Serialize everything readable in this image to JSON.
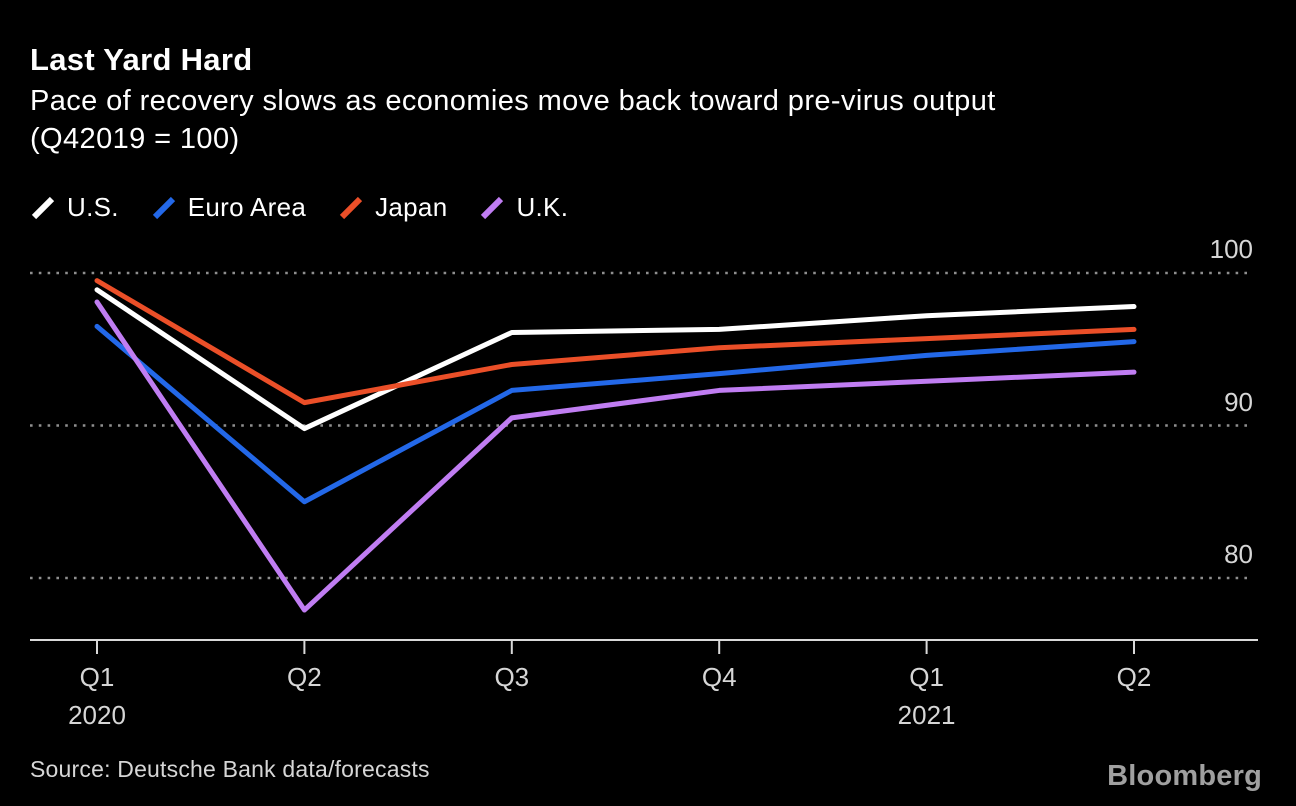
{
  "header": {
    "title": "Last Yard Hard",
    "subtitle_line1": "Pace of recovery slows as economies move back toward pre-virus output",
    "subtitle_line2": "(Q42019 = 100)"
  },
  "chart_data": {
    "type": "line",
    "title": "Last Yard Hard",
    "subtitle": "Pace of recovery slows as economies move back toward pre-virus output (Q42019 = 100)",
    "categories": [
      "Q1 2020",
      "Q2 2020",
      "Q3 2020",
      "Q4 2020",
      "Q1 2021",
      "Q2 2021"
    ],
    "x_ticks": [
      {
        "quarter": "Q1",
        "year": "2020"
      },
      {
        "quarter": "Q2",
        "year": ""
      },
      {
        "quarter": "Q3",
        "year": ""
      },
      {
        "quarter": "Q4",
        "year": ""
      },
      {
        "quarter": "Q1",
        "year": "2021"
      },
      {
        "quarter": "Q2",
        "year": ""
      }
    ],
    "series": [
      {
        "name": "U.S.",
        "color": "#ffffff",
        "values": [
          98.9,
          89.8,
          96.1,
          96.3,
          97.2,
          97.8
        ]
      },
      {
        "name": "Euro Area",
        "color": "#2368e8",
        "values": [
          96.5,
          85.0,
          92.3,
          93.4,
          94.6,
          95.5
        ]
      },
      {
        "name": "Japan",
        "color": "#eb4f28",
        "values": [
          99.5,
          91.5,
          94.0,
          95.1,
          95.7,
          96.3
        ]
      },
      {
        "name": "U.K.",
        "color": "#c07df2",
        "values": [
          98.1,
          77.9,
          90.5,
          92.3,
          92.9,
          93.5
        ]
      }
    ],
    "yticks": [
      100,
      90,
      80
    ],
    "ylim": [
      76,
      101
    ],
    "grid": "dotted-horizontal",
    "legend_position": "top-left",
    "xlabel": "",
    "ylabel": ""
  },
  "colors": {
    "background": "#000000",
    "axis": "#d9d9d9",
    "gridline": "#8f8f8f",
    "tick_text": "#d6d6d6"
  },
  "footer": {
    "source": "Source: Deutsche Bank data/forecasts",
    "brand": "Bloomberg"
  }
}
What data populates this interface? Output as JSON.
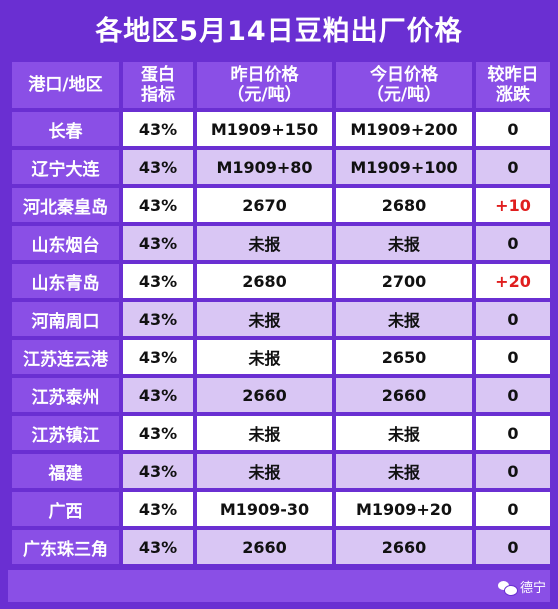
{
  "title": "各地区5月14日豆粕出厂价格",
  "headers": {
    "region": "港口/地区",
    "protein": "蛋白\n指标",
    "yesterday": "昨日价格\n（元/吨）",
    "today": "今日价格\n（元/吨）",
    "change": "较昨日\n涨跌"
  },
  "rows": [
    {
      "region": "长春",
      "protein": "43%",
      "yesterday": "M1909+150",
      "today": "M1909+200",
      "change": "0"
    },
    {
      "region": "辽宁大连",
      "protein": "43%",
      "yesterday": "M1909+80",
      "today": "M1909+100",
      "change": "0"
    },
    {
      "region": "河北秦皇岛",
      "protein": "43%",
      "yesterday": "2670",
      "today": "2680",
      "change": "+10"
    },
    {
      "region": "山东烟台",
      "protein": "43%",
      "yesterday": "未报",
      "today": "未报",
      "change": "0"
    },
    {
      "region": "山东青岛",
      "protein": "43%",
      "yesterday": "2680",
      "today": "2700",
      "change": "+20"
    },
    {
      "region": "河南周口",
      "protein": "43%",
      "yesterday": "未报",
      "today": "未报",
      "change": "0"
    },
    {
      "region": "江苏连云港",
      "protein": "43%",
      "yesterday": "未报",
      "today": "2650",
      "change": "0"
    },
    {
      "region": "江苏泰州",
      "protein": "43%",
      "yesterday": "2660",
      "today": "2660",
      "change": "0"
    },
    {
      "region": "江苏镇江",
      "protein": "43%",
      "yesterday": "未报",
      "today": "未报",
      "change": "0"
    },
    {
      "region": "福建",
      "protein": "43%",
      "yesterday": "未报",
      "today": "未报",
      "change": "0"
    },
    {
      "region": "广西",
      "protein": "43%",
      "yesterday": "M1909-30",
      "today": "M1909+20",
      "change": "0"
    },
    {
      "region": "广东珠三角",
      "protein": "43%",
      "yesterday": "2660",
      "today": "2660",
      "change": "0"
    }
  ],
  "watermark": "德宁",
  "colors": {
    "background": "#6a2fd2",
    "header_cell": "#8a4fe6",
    "row_light": "#ffffff",
    "row_lavender": "#d9c6f4",
    "increase": "#e01e1e"
  }
}
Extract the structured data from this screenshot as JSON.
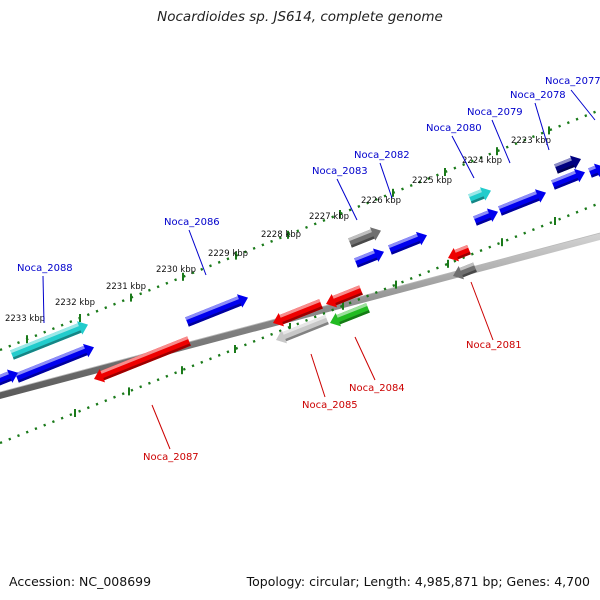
{
  "title": "Nocardioides sp. JS614, complete genome",
  "footer": {
    "accession_label": "Accession: NC_008699",
    "stats_label": "Topology: circular; Length: 4,985,871 bp; Genes: 4,700"
  },
  "colors": {
    "forward_label": "#0000cc",
    "reverse_label": "#cc0000",
    "backbone": "#808080",
    "tick_major": "#1a7a1a",
    "blue": "#0000ee",
    "cyan": "#22cccc",
    "navy": "#000080",
    "red": "#ee0000",
    "green": "#22bb22",
    "gray": "#707070",
    "lightgray": "#c8c8c8"
  },
  "scale_labels": [
    "2223 kbp",
    "2224 kbp",
    "2225 kbp",
    "2226 kbp",
    "2227 kbp",
    "2228 kbp",
    "2229 kbp",
    "2230 kbp",
    "2231 kbp",
    "2232 kbp",
    "2233 kbp"
  ],
  "gene_labels": [
    {
      "text": "Noca_2077",
      "strand": "forward"
    },
    {
      "text": "Noca_2078",
      "strand": "forward"
    },
    {
      "text": "Noca_2079",
      "strand": "forward"
    },
    {
      "text": "Noca_2080",
      "strand": "forward"
    },
    {
      "text": "Noca_2082",
      "strand": "forward"
    },
    {
      "text": "Noca_2083",
      "strand": "forward"
    },
    {
      "text": "Noca_2086",
      "strand": "forward"
    },
    {
      "text": "Noca_2088",
      "strand": "forward"
    },
    {
      "text": "Noca_2081",
      "strand": "reverse"
    },
    {
      "text": "Noca_2084",
      "strand": "reverse"
    },
    {
      "text": "Noca_2085",
      "strand": "reverse"
    },
    {
      "text": "Noca_2087",
      "strand": "reverse"
    }
  ]
}
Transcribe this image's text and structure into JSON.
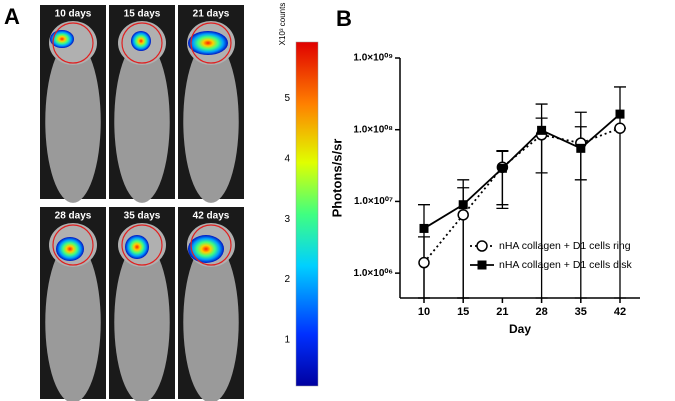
{
  "panels": {
    "a": {
      "letter": "A",
      "images": [
        "10 days",
        "15 days",
        "21 days",
        "28 days",
        "35 days",
        "42 days"
      ],
      "colorbar": {
        "label": "X10³ counts",
        "range": [
          0.24,
          5.93
        ],
        "ticks": [
          1,
          2,
          3,
          4,
          5
        ]
      }
    },
    "b": {
      "letter": "B"
    }
  },
  "chart_data": {
    "type": "line",
    "x_label": "Day",
    "y_label": "Photons/s/sr",
    "log_y": true,
    "categories": [
      "10",
      "15",
      "21",
      "28",
      "35",
      "42"
    ],
    "ylim": [
      450000,
      1000000000
    ],
    "yticks": [
      {
        "value": 1000000,
        "label": "1.0×10⁰⁶"
      },
      {
        "value": 10000000,
        "label": "1.0×10⁰⁷"
      },
      {
        "value": 100000000,
        "label": "1.0×10⁰⁸"
      },
      {
        "value": 1000000000,
        "label": "1.0×10⁰⁹"
      }
    ],
    "legend": "lower-right",
    "series": [
      {
        "name": "nHA collagen + D1 cells ring",
        "color": "#000000",
        "marker": "open-circle",
        "dash": "dotted",
        "values": [
          1400000,
          6500000,
          30000000,
          85000000,
          65000000,
          105000000
        ],
        "errors": [
          1800000,
          9000000,
          21000000,
          60000000,
          45000000,
          0
        ]
      },
      {
        "name": "nHA collagen + D1 cells disk",
        "color": "#000000",
        "marker": "filled-square",
        "dash": "solid",
        "values": [
          4200000,
          9000000,
          29000000,
          98000000,
          55000000,
          165000000
        ],
        "errors": [
          4800000,
          11000000,
          21000000,
          130000000,
          120000000,
          230000000
        ]
      }
    ]
  }
}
§
Exercise: Set aside the pictures. Then return every line of the material above verbatim.

Solution to the exercise:
Serialize everything readable in this image to JSON.
{
  "header": {
    "title": "Last Yard Hard",
    "subtitle_line1": "Pace of recovery slows as economies move back toward pre-virus output",
    "subtitle_line2": "(Q42019 = 100)"
  },
  "chart_data": {
    "type": "line",
    "title": "Last Yard Hard",
    "subtitle": "Pace of recovery slows as economies move back toward pre-virus output (Q42019 = 100)",
    "categories": [
      "Q1 2020",
      "Q2 2020",
      "Q3 2020",
      "Q4 2020",
      "Q1 2021",
      "Q2 2021"
    ],
    "x_ticks": [
      {
        "quarter": "Q1",
        "year": "2020"
      },
      {
        "quarter": "Q2",
        "year": ""
      },
      {
        "quarter": "Q3",
        "year": ""
      },
      {
        "quarter": "Q4",
        "year": ""
      },
      {
        "quarter": "Q1",
        "year": "2021"
      },
      {
        "quarter": "Q2",
        "year": ""
      }
    ],
    "series": [
      {
        "name": "U.S.",
        "color": "#ffffff",
        "values": [
          98.9,
          89.8,
          96.1,
          96.3,
          97.2,
          97.8
        ]
      },
      {
        "name": "Euro Area",
        "color": "#2368e8",
        "values": [
          96.5,
          85.0,
          92.3,
          93.4,
          94.6,
          95.5
        ]
      },
      {
        "name": "Japan",
        "color": "#eb4f28",
        "values": [
          99.5,
          91.5,
          94.0,
          95.1,
          95.7,
          96.3
        ]
      },
      {
        "name": "U.K.",
        "color": "#c07df2",
        "values": [
          98.1,
          77.9,
          90.5,
          92.3,
          92.9,
          93.5
        ]
      }
    ],
    "yticks": [
      100,
      90,
      80
    ],
    "ylim": [
      76,
      101
    ],
    "grid": "dotted-horizontal",
    "legend_position": "top-left",
    "xlabel": "",
    "ylabel": ""
  },
  "colors": {
    "background": "#000000",
    "axis": "#d9d9d9",
    "gridline": "#8f8f8f",
    "tick_text": "#d6d6d6"
  },
  "footer": {
    "source": "Source: Deutsche Bank data/forecasts",
    "brand": "Bloomberg"
  }
}
What data populates this interface? Output as JSON.
{
  "title": "各地区5月14日豆粕出厂价格",
  "headers": {
    "region": "港口/地区",
    "protein": "蛋白\n指标",
    "yesterday": "昨日价格\n（元/吨）",
    "today": "今日价格\n（元/吨）",
    "change": "较昨日\n涨跌"
  },
  "rows": [
    {
      "region": "长春",
      "protein": "43%",
      "yesterday": "M1909+150",
      "today": "M1909+200",
      "change": "0"
    },
    {
      "region": "辽宁大连",
      "protein": "43%",
      "yesterday": "M1909+80",
      "today": "M1909+100",
      "change": "0"
    },
    {
      "region": "河北秦皇岛",
      "protein": "43%",
      "yesterday": "2670",
      "today": "2680",
      "change": "+10"
    },
    {
      "region": "山东烟台",
      "protein": "43%",
      "yesterday": "未报",
      "today": "未报",
      "change": "0"
    },
    {
      "region": "山东青岛",
      "protein": "43%",
      "yesterday": "2680",
      "today": "2700",
      "change": "+20"
    },
    {
      "region": "河南周口",
      "protein": "43%",
      "yesterday": "未报",
      "today": "未报",
      "change": "0"
    },
    {
      "region": "江苏连云港",
      "protein": "43%",
      "yesterday": "未报",
      "today": "2650",
      "change": "0"
    },
    {
      "region": "江苏泰州",
      "protein": "43%",
      "yesterday": "2660",
      "today": "2660",
      "change": "0"
    },
    {
      "region": "江苏镇江",
      "protein": "43%",
      "yesterday": "未报",
      "today": "未报",
      "change": "0"
    },
    {
      "region": "福建",
      "protein": "43%",
      "yesterday": "未报",
      "today": "未报",
      "change": "0"
    },
    {
      "region": "广西",
      "protein": "43%",
      "yesterday": "M1909-30",
      "today": "M1909+20",
      "change": "0"
    },
    {
      "region": "广东珠三角",
      "protein": "43%",
      "yesterday": "2660",
      "today": "2660",
      "change": "0"
    }
  ],
  "watermark": "德宁",
  "colors": {
    "background": "#6a2fd2",
    "header_cell": "#8a4fe6",
    "row_light": "#ffffff",
    "row_lavender": "#d9c6f4",
    "increase": "#e01e1e"
  }
}
Extract the structured data from this screenshot as JSON.
{
  "title": "Nocardioides sp. JS614, complete genome",
  "footer": {
    "accession_label": "Accession: NC_008699",
    "stats_label": "Topology: circular; Length: 4,985,871 bp; Genes: 4,700"
  },
  "colors": {
    "forward_label": "#0000cc",
    "reverse_label": "#cc0000",
    "backbone": "#808080",
    "tick_major": "#1a7a1a",
    "blue": "#0000ee",
    "cyan": "#22cccc",
    "navy": "#000080",
    "red": "#ee0000",
    "green": "#22bb22",
    "gray": "#707070",
    "lightgray": "#c8c8c8"
  },
  "scale_labels": [
    "2223 kbp",
    "2224 kbp",
    "2225 kbp",
    "2226 kbp",
    "2227 kbp",
    "2228 kbp",
    "2229 kbp",
    "2230 kbp",
    "2231 kbp",
    "2232 kbp",
    "2233 kbp"
  ],
  "gene_labels": [
    {
      "text": "Noca_2077",
      "strand": "forward"
    },
    {
      "text": "Noca_2078",
      "strand": "forward"
    },
    {
      "text": "Noca_2079",
      "strand": "forward"
    },
    {
      "text": "Noca_2080",
      "strand": "forward"
    },
    {
      "text": "Noca_2082",
      "strand": "forward"
    },
    {
      "text": "Noca_2083",
      "strand": "forward"
    },
    {
      "text": "Noca_2086",
      "strand": "forward"
    },
    {
      "text": "Noca_2088",
      "strand": "forward"
    },
    {
      "text": "Noca_2081",
      "strand": "reverse"
    },
    {
      "text": "Noca_2084",
      "strand": "reverse"
    },
    {
      "text": "Noca_2085",
      "strand": "reverse"
    },
    {
      "text": "Noca_2087",
      "strand": "reverse"
    }
  ]
}
Transcribe this image's text and structure into JSON.
{
  "panels": {
    "a": {
      "letter": "A",
      "images": [
        "10 days",
        "15 days",
        "21 days",
        "28 days",
        "35 days",
        "42 days"
      ],
      "colorbar": {
        "label": "X10³ counts",
        "range": [
          0.24,
          5.93
        ],
        "ticks": [
          1,
          2,
          3,
          4,
          5
        ]
      }
    },
    "b": {
      "letter": "B"
    }
  },
  "chart_data": {
    "type": "line",
    "x_label": "Day",
    "y_label": "Photons/s/sr",
    "log_y": true,
    "categories": [
      "10",
      "15",
      "21",
      "28",
      "35",
      "42"
    ],
    "ylim": [
      450000,
      1000000000
    ],
    "yticks": [
      {
        "value": 1000000,
        "label": "1.0×10⁰⁶"
      },
      {
        "value": 10000000,
        "label": "1.0×10⁰⁷"
      },
      {
        "value": 100000000,
        "label": "1.0×10⁰⁸"
      },
      {
        "value": 1000000000,
        "label": "1.0×10⁰⁹"
      }
    ],
    "legend": "lower-right",
    "series": [
      {
        "name": "nHA collagen + D1 cells ring",
        "color": "#000000",
        "marker": "open-circle",
        "dash": "dotted",
        "values": [
          1400000,
          6500000,
          30000000,
          85000000,
          65000000,
          105000000
        ],
        "errors": [
          1800000,
          9000000,
          21000000,
          60000000,
          45000000,
          0
        ]
      },
      {
        "name": "nHA collagen + D1 cells disk",
        "color": "#000000",
        "marker": "filled-square",
        "dash": "solid",
        "values": [
          4200000,
          9000000,
          29000000,
          98000000,
          55000000,
          165000000
        ],
        "errors": [
          4800000,
          11000000,
          21000000,
          130000000,
          120000000,
          230000000
        ]
      }
    ]
  }
}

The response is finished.